### WHAT TO WORK ON
Locate the lines that hold the string "frac". Copy every such line.

[START]

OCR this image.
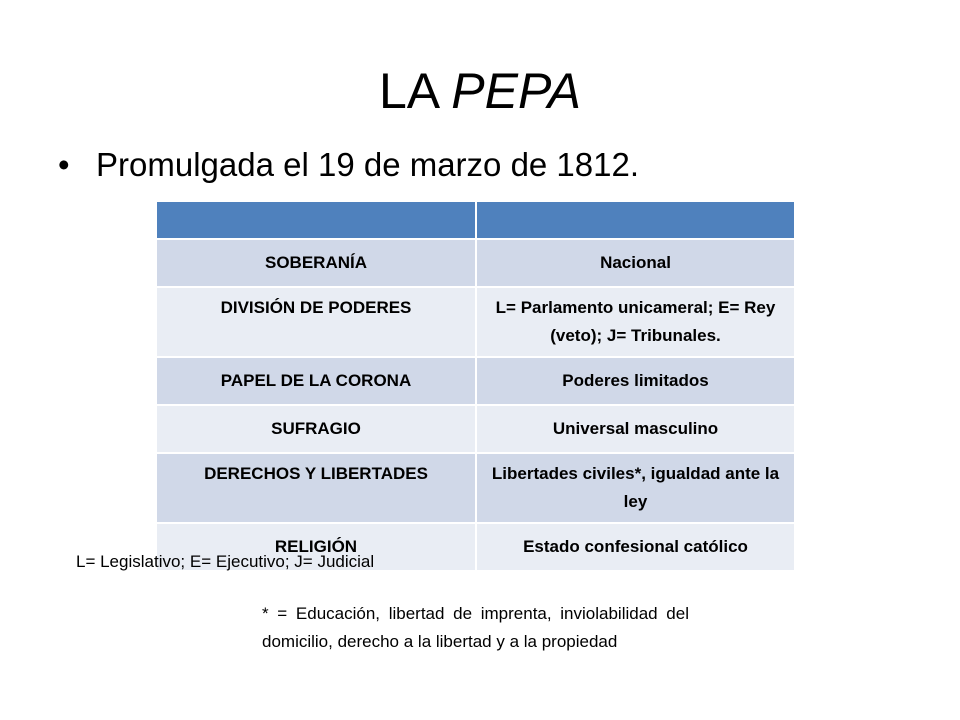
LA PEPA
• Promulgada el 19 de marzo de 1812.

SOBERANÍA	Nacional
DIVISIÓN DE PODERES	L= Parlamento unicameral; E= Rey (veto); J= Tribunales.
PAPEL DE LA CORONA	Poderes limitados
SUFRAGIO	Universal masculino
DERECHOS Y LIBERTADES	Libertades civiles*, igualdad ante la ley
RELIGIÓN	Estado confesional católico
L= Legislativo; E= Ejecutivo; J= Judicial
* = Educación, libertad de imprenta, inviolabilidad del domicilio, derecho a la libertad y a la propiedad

[END]
[START]

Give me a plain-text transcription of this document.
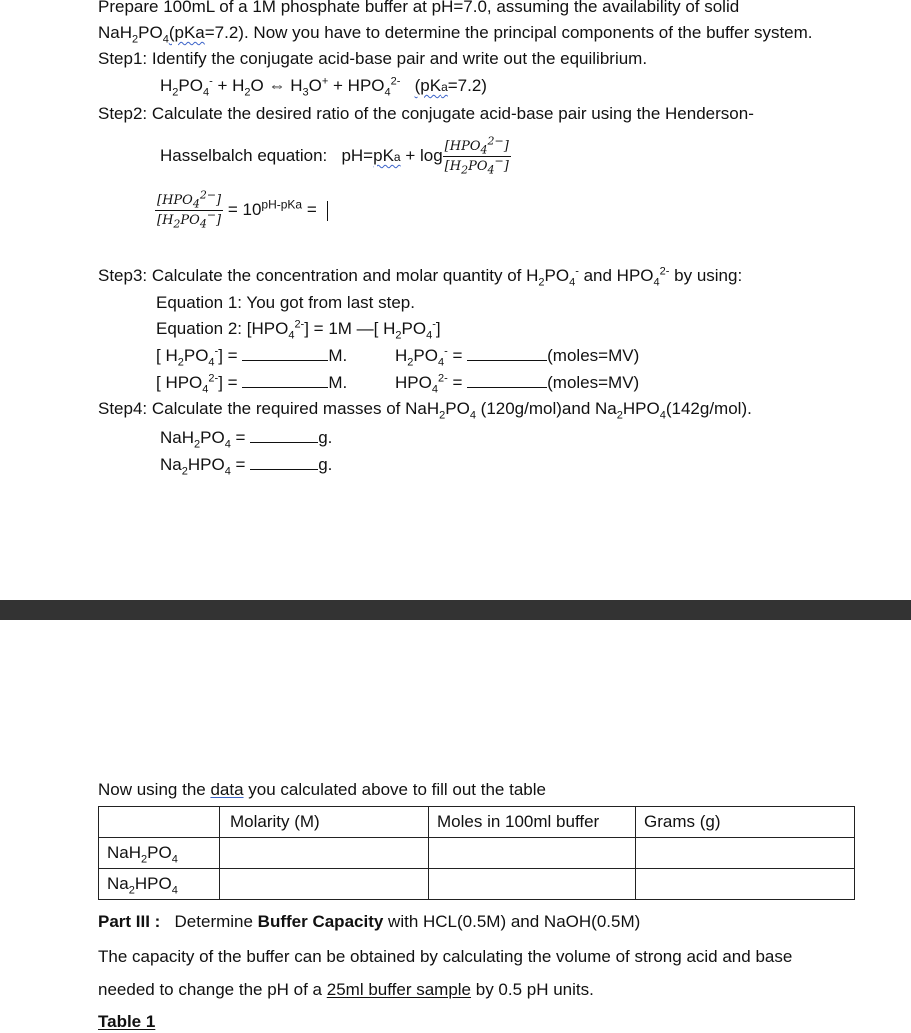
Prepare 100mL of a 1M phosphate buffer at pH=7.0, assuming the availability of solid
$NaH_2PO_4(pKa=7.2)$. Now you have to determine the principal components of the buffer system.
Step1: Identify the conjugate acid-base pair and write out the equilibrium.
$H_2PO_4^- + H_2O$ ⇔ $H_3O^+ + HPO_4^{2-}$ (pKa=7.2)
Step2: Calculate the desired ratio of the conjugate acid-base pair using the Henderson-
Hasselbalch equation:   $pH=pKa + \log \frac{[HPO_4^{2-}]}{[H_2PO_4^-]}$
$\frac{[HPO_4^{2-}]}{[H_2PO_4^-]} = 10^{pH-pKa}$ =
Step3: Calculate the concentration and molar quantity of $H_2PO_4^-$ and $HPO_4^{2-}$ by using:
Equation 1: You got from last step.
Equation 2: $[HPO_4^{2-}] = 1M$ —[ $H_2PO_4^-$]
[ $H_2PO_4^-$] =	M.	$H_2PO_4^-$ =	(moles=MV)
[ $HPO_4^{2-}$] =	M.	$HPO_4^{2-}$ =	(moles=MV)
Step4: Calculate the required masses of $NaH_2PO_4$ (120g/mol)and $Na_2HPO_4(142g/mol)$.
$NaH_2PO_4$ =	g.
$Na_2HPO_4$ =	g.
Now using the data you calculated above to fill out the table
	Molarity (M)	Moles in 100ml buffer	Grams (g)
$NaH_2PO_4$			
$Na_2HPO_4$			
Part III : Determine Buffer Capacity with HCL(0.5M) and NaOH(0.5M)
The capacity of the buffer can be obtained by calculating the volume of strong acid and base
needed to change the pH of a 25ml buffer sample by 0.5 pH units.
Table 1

[END]
[START]

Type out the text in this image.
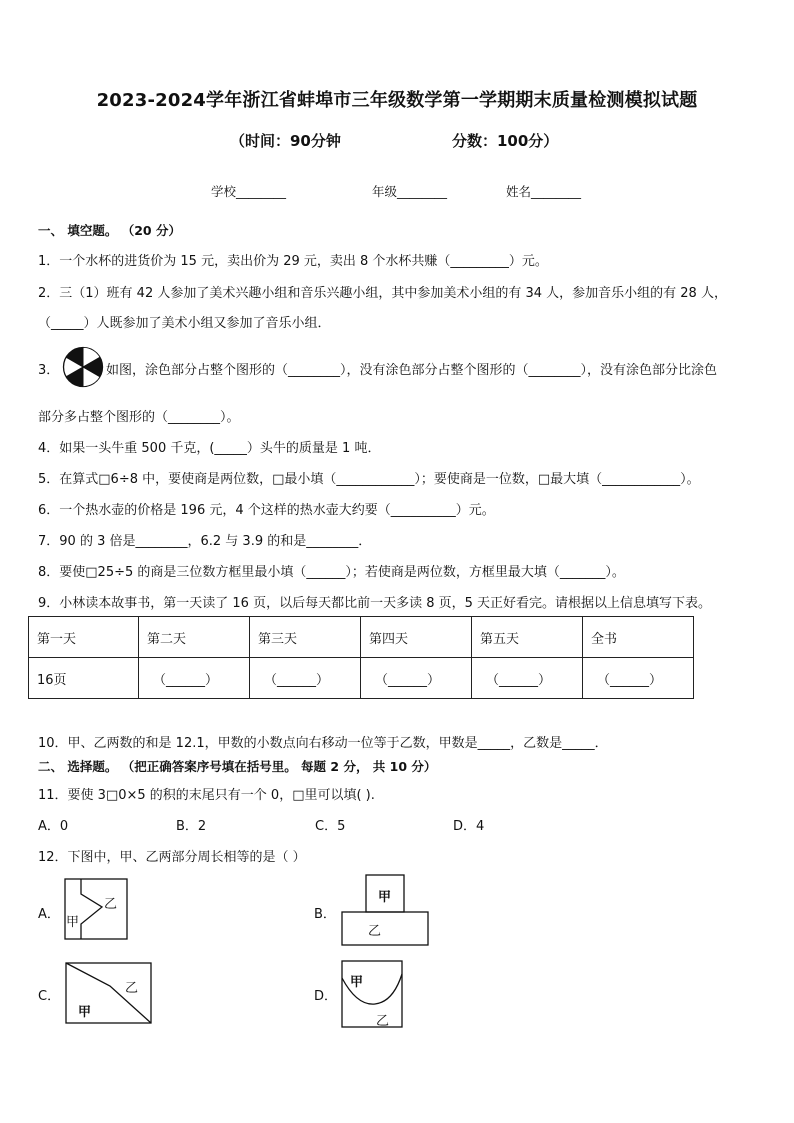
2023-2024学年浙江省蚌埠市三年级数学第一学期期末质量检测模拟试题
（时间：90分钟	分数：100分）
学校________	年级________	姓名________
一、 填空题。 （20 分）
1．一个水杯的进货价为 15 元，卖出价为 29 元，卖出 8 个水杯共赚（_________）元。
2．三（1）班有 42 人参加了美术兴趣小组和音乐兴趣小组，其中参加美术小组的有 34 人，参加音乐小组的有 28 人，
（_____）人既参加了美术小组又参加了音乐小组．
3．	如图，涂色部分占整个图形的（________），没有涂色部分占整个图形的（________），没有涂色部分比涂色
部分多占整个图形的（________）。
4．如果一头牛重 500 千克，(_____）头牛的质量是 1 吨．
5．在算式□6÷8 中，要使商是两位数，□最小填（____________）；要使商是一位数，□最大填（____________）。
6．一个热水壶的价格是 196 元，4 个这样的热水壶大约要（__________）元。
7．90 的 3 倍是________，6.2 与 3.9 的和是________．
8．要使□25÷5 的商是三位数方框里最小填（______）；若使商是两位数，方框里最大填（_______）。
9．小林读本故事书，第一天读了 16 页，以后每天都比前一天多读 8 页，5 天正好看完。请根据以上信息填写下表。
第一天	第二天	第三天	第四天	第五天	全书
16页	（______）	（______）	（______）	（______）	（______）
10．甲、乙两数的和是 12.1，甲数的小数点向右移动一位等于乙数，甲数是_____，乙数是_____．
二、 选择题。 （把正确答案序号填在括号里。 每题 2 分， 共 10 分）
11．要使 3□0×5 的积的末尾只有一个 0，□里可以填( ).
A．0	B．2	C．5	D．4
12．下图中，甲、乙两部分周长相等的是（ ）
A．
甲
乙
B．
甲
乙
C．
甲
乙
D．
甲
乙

[END]

### FULL RESPONSE
Hasselbalch equation:   $pH=pKa + \log \frac{[HPO_4^{2-}]}{[H_2PO_4^-]}$
$\frac{[HPO_4^{2-}]}{[H_2PO_4^-]} = 10^{pH-pKa}$ =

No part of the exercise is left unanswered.